## Start

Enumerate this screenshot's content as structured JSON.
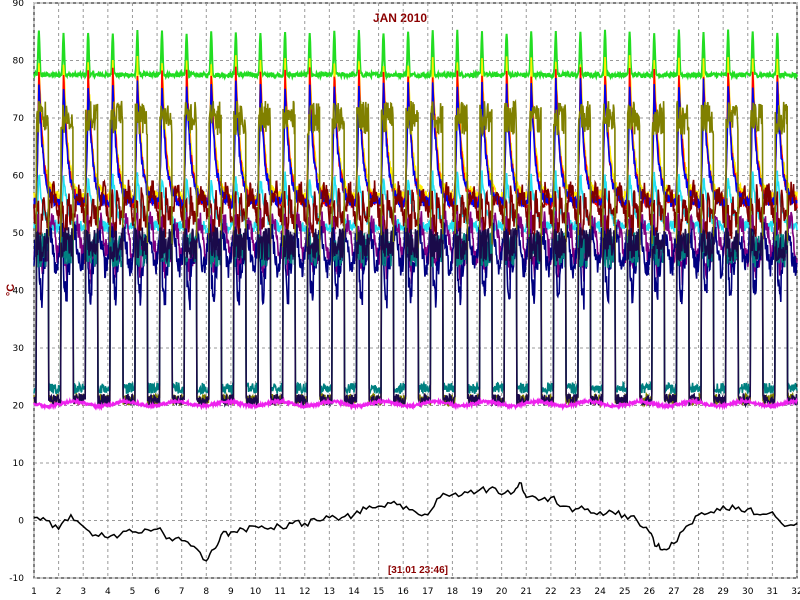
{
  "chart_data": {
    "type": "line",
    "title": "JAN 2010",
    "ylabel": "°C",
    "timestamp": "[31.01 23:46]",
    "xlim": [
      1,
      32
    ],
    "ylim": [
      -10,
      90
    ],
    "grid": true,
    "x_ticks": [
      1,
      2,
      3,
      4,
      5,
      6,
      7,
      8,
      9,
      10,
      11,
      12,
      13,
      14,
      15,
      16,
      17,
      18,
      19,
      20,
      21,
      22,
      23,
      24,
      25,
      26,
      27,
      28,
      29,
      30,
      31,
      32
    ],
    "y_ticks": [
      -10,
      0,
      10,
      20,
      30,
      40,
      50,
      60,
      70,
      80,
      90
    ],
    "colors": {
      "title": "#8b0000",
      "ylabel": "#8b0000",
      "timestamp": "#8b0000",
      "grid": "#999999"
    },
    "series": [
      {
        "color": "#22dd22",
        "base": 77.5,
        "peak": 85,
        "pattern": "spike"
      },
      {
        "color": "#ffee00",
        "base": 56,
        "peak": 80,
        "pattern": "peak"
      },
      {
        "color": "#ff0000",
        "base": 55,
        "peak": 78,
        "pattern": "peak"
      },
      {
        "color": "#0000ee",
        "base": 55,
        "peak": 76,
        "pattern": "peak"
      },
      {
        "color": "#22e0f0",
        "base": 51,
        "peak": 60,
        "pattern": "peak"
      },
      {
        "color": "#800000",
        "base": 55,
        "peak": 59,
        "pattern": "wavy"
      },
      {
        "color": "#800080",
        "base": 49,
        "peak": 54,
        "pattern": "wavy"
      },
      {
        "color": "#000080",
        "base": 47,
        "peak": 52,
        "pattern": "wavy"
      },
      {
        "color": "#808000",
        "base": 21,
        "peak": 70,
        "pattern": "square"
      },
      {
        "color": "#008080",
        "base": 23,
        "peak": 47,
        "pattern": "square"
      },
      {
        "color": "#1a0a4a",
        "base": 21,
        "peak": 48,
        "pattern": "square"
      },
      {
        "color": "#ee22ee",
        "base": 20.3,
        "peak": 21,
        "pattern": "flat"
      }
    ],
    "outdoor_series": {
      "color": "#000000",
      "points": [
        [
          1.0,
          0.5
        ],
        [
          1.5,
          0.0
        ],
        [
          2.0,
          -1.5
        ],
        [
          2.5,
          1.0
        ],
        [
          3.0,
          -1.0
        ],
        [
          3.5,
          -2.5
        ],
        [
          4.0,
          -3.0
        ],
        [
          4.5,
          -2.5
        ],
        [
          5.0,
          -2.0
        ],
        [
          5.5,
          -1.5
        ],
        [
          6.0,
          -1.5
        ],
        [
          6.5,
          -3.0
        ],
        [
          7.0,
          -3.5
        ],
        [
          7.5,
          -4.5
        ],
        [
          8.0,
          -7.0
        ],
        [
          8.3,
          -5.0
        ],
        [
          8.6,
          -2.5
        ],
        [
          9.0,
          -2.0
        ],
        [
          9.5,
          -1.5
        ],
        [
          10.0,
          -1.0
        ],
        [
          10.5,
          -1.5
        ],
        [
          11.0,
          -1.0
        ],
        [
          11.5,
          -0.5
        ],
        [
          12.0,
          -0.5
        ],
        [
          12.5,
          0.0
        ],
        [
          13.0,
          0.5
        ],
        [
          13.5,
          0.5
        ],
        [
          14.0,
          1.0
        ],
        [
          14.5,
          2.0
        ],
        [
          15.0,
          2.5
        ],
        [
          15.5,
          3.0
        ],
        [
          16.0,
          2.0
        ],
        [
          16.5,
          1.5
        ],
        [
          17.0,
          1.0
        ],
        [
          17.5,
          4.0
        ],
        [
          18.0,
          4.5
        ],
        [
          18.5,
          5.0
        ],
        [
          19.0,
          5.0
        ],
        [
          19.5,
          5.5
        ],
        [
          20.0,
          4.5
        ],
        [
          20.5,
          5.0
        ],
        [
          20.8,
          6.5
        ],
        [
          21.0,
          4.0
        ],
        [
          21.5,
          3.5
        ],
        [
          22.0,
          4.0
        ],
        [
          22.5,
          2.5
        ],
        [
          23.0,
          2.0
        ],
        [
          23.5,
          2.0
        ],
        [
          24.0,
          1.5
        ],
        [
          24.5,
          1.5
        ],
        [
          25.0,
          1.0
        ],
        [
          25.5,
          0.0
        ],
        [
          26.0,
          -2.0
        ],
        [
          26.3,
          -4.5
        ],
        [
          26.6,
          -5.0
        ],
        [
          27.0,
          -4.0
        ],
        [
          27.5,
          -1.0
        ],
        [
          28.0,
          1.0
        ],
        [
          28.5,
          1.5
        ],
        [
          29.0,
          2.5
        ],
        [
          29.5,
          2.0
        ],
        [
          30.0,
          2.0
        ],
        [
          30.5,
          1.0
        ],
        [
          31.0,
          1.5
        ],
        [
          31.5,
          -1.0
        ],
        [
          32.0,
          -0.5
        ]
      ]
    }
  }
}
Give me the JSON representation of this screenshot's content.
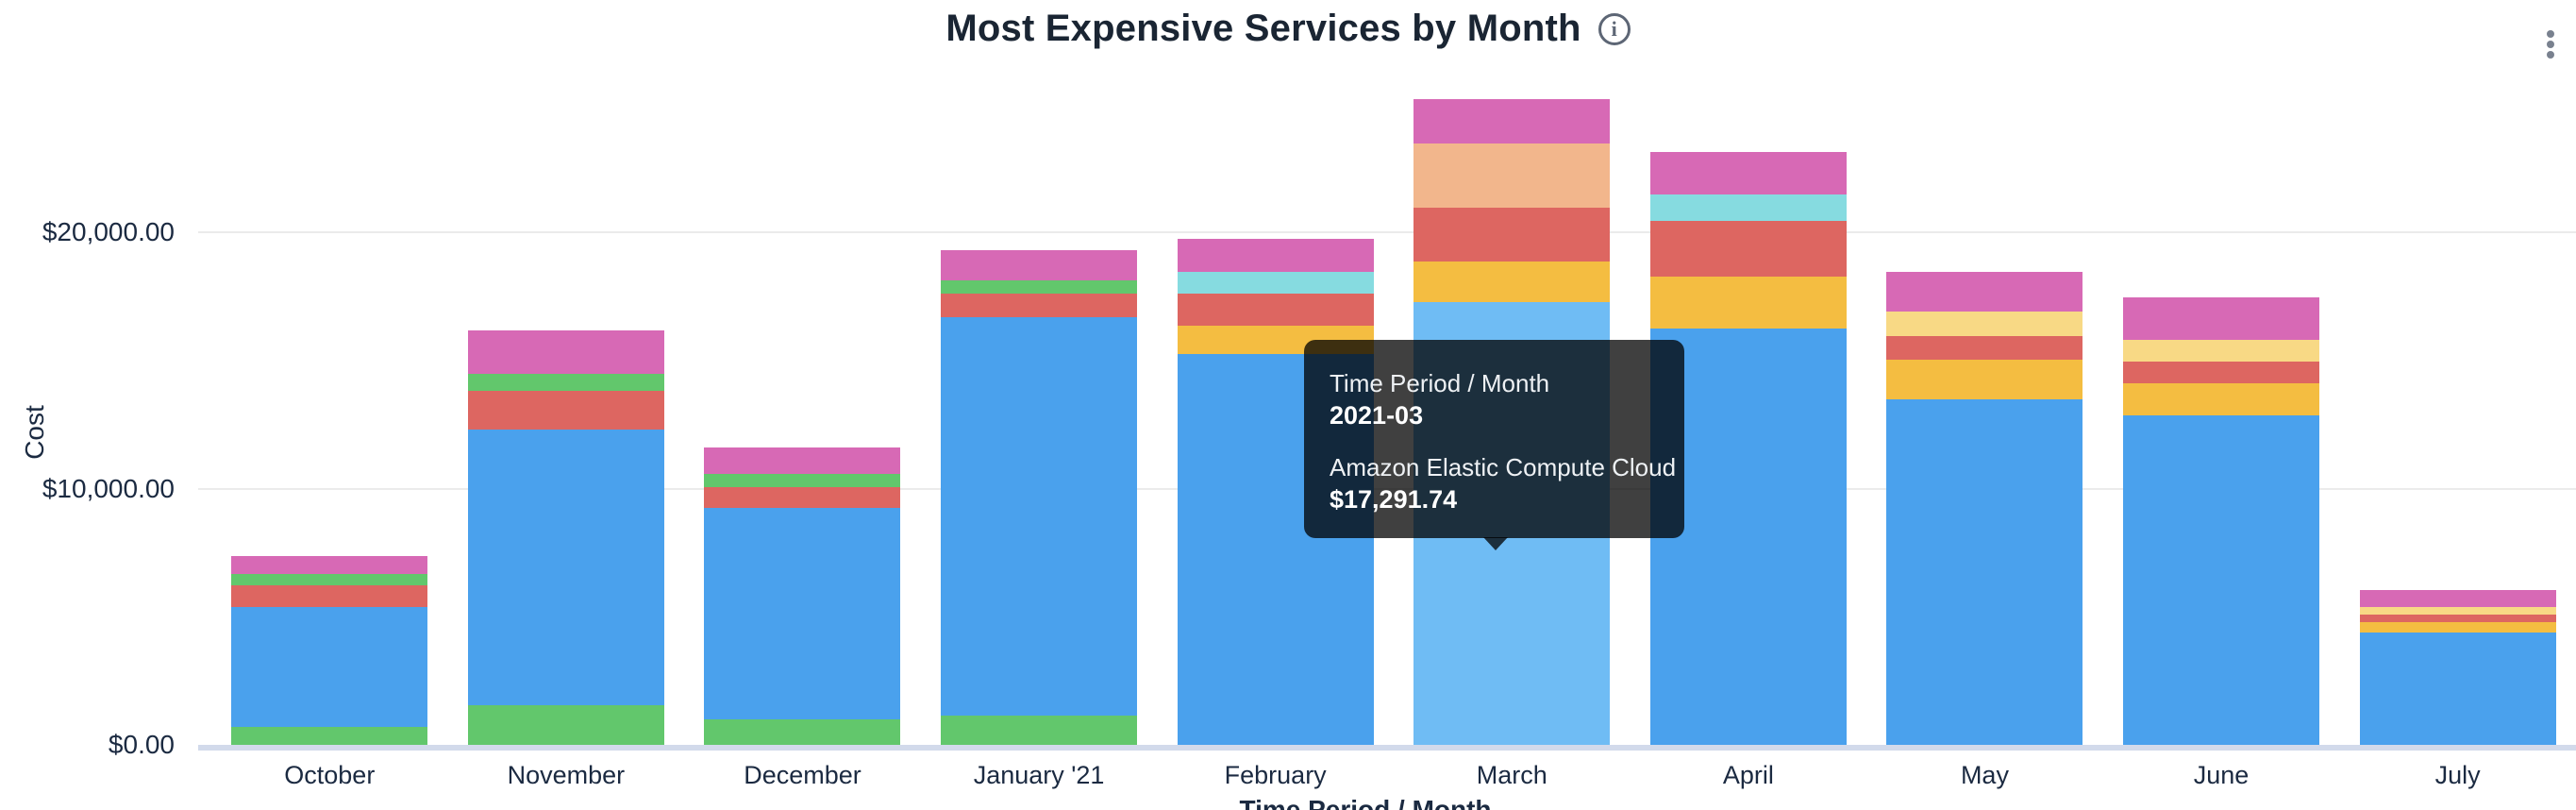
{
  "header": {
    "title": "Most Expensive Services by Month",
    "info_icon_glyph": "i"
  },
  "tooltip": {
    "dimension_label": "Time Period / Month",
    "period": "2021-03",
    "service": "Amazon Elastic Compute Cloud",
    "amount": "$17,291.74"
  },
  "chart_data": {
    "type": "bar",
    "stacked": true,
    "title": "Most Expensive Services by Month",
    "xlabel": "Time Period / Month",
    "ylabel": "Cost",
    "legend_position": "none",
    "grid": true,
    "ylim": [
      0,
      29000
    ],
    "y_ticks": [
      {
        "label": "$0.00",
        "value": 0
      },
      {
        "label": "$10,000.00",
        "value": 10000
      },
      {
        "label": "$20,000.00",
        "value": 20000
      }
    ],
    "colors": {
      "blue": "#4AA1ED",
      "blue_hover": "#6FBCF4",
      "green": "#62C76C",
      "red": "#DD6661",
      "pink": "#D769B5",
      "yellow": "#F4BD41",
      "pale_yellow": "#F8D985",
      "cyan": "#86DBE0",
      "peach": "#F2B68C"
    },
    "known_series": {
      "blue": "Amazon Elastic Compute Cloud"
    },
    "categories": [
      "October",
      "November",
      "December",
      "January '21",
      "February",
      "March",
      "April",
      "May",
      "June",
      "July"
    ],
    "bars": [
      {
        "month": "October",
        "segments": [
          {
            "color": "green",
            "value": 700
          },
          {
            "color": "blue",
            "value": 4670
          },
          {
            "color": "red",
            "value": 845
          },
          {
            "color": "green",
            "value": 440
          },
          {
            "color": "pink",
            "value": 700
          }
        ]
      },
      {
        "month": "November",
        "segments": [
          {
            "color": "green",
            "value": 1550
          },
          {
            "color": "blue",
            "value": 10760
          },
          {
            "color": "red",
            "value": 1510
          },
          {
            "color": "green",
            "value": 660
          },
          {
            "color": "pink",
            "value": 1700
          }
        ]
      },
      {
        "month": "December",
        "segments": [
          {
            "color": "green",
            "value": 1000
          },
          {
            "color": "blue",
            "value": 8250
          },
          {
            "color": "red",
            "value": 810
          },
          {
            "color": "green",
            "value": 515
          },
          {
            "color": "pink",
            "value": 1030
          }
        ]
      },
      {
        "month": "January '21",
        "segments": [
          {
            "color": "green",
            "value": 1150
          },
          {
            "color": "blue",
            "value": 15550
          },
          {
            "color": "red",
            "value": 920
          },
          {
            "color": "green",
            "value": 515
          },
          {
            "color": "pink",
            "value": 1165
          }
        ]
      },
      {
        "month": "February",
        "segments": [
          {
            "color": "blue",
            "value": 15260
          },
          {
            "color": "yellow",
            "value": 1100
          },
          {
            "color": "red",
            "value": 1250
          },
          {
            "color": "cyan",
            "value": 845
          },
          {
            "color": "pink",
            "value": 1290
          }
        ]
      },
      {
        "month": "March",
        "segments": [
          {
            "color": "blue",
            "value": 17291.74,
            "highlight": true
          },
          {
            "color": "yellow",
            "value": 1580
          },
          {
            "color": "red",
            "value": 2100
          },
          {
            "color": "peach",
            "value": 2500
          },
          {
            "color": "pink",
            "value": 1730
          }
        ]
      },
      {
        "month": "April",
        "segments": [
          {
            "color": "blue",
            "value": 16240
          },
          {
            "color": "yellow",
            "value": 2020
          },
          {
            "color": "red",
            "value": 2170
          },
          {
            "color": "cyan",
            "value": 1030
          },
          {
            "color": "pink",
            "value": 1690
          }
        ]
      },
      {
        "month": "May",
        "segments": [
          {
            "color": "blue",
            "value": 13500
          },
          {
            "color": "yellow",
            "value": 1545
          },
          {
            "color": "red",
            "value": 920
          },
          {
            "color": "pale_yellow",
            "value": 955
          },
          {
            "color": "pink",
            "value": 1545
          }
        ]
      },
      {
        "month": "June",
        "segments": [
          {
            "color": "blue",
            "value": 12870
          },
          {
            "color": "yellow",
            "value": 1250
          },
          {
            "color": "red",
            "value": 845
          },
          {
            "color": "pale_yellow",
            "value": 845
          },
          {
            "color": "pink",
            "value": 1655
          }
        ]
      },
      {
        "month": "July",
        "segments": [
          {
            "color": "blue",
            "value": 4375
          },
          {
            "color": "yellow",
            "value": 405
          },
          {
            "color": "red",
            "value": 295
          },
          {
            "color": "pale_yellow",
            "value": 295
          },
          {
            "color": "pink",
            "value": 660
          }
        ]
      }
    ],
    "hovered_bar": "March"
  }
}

## End

■ Prompt ■
Select and copy every line from the records that includes the word "title".

■ Answer to this problem ■
    "title": "JAN 2010",
      "title": "#8b0000",
    "title": "Most Expensive Services by Month",
    "title": "Most Expensive Services by Month",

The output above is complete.